*Problem to work on*: Could you rename "heatmap-cell" to "grid-cell" in the listing, from its first line through the line containing "heatmap-cell [466, 274, 469, 278]", and return only those lines with nothing else altered?

*Source data*:
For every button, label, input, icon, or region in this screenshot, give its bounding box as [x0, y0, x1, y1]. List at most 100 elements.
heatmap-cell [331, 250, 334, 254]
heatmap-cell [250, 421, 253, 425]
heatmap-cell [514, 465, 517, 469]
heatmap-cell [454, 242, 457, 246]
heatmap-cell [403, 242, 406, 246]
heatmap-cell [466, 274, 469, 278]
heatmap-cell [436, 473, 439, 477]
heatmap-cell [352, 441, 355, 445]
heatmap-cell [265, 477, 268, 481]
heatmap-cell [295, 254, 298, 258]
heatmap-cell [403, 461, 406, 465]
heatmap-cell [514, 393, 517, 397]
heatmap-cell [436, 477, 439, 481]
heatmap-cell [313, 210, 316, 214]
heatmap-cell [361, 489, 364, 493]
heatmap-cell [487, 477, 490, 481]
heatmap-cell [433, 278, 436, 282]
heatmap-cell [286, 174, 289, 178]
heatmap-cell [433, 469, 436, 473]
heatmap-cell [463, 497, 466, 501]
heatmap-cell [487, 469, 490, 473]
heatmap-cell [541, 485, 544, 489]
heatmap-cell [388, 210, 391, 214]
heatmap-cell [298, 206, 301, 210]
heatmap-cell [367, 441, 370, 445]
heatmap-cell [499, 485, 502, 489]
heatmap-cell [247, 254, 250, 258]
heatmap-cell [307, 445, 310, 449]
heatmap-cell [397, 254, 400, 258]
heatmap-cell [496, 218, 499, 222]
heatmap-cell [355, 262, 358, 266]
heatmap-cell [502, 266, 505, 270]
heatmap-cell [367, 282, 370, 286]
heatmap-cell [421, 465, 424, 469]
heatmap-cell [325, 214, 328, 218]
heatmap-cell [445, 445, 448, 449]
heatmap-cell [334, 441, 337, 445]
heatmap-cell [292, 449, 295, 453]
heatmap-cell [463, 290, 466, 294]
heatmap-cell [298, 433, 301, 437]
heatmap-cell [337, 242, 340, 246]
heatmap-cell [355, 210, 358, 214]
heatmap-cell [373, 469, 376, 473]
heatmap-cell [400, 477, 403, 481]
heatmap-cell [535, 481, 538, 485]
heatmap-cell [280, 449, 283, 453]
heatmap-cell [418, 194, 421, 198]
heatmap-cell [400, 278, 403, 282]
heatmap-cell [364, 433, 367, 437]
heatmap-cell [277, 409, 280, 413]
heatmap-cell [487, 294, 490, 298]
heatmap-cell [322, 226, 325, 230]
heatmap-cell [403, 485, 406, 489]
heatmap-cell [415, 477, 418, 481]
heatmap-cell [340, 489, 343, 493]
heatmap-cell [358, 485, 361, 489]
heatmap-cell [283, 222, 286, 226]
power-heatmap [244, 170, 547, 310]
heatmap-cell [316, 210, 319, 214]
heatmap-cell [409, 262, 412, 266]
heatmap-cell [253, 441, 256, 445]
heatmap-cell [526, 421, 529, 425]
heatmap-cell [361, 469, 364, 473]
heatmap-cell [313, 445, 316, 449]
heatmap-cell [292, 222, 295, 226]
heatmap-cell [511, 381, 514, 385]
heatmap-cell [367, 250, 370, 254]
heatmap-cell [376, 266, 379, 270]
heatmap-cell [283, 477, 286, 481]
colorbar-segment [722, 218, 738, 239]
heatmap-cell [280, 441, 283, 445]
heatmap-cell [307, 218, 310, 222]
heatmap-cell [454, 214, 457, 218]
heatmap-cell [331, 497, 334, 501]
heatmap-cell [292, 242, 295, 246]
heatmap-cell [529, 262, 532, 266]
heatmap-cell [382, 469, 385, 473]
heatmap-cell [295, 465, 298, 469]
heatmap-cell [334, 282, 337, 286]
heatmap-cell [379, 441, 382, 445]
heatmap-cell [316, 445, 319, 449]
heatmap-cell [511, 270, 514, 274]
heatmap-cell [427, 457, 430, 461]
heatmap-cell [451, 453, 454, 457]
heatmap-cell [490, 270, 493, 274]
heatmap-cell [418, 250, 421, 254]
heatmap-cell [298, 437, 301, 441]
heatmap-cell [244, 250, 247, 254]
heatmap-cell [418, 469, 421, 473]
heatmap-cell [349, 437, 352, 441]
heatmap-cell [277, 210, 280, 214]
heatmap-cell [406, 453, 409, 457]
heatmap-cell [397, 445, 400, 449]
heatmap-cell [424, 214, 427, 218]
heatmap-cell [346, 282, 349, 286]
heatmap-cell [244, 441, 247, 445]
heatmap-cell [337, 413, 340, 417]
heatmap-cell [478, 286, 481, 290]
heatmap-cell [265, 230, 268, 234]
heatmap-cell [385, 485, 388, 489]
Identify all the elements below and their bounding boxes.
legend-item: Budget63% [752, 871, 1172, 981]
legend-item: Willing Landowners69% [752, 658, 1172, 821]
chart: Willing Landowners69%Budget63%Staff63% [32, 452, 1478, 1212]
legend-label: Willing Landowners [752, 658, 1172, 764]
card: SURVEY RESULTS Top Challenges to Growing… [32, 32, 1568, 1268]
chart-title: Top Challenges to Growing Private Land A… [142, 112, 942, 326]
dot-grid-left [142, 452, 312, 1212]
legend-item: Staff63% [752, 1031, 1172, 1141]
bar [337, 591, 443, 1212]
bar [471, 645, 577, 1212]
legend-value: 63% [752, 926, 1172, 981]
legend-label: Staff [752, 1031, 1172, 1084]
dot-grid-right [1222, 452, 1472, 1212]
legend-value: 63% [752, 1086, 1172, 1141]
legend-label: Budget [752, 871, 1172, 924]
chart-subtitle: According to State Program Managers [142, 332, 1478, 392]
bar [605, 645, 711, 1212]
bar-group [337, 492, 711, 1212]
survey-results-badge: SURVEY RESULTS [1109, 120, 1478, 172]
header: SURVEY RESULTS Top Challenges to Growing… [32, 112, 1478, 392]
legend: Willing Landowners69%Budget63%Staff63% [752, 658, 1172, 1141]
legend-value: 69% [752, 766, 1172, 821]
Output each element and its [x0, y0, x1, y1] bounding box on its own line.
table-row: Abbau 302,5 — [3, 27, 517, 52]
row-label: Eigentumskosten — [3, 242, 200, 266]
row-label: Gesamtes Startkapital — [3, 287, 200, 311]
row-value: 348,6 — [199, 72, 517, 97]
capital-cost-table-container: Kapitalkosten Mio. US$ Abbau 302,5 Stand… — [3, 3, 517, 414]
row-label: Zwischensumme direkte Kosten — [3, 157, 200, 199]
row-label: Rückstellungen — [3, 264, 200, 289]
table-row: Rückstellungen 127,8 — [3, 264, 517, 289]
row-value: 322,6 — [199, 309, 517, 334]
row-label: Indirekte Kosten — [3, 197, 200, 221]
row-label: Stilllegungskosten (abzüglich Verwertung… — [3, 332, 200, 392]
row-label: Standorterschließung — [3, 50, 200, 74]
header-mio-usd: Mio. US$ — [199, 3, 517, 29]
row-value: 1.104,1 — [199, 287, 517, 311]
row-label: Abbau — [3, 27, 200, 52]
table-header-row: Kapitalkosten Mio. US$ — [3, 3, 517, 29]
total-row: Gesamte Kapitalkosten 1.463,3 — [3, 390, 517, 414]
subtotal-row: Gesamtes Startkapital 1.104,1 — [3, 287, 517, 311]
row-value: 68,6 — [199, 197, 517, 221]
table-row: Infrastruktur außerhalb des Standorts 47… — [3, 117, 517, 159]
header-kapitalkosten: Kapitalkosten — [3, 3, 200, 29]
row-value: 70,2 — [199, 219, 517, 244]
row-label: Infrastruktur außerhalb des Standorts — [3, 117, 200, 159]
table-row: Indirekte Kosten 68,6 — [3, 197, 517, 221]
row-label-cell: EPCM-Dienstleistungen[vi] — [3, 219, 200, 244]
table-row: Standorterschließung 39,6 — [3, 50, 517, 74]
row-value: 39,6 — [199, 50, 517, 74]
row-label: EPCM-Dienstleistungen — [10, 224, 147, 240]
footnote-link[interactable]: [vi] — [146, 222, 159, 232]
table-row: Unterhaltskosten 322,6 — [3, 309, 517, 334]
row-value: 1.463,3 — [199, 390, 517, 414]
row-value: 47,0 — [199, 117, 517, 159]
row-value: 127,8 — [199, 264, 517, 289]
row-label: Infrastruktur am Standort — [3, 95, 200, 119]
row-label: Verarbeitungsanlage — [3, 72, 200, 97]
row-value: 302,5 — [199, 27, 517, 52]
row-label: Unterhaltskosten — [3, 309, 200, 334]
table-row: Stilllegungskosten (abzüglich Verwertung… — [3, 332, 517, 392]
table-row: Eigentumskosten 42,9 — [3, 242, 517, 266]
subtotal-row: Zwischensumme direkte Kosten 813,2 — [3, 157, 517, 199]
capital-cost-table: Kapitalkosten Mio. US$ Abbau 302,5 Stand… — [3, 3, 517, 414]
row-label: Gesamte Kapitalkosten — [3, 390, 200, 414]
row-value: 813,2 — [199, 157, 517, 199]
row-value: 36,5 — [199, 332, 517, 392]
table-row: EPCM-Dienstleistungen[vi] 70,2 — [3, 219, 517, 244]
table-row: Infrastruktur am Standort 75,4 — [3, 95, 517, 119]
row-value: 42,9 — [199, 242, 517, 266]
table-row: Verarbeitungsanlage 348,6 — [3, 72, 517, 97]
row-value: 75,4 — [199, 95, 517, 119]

*The result*:
For every button, label, input, icon, or region in this screenshot, give its bounding box as [x0, y0, x1, y1]. List at most 100 elements.
grid-cell [331, 250, 334, 254]
grid-cell [250, 421, 253, 425]
grid-cell [514, 465, 517, 469]
grid-cell [454, 242, 457, 246]
grid-cell [403, 242, 406, 246]
grid-cell [466, 274, 469, 278]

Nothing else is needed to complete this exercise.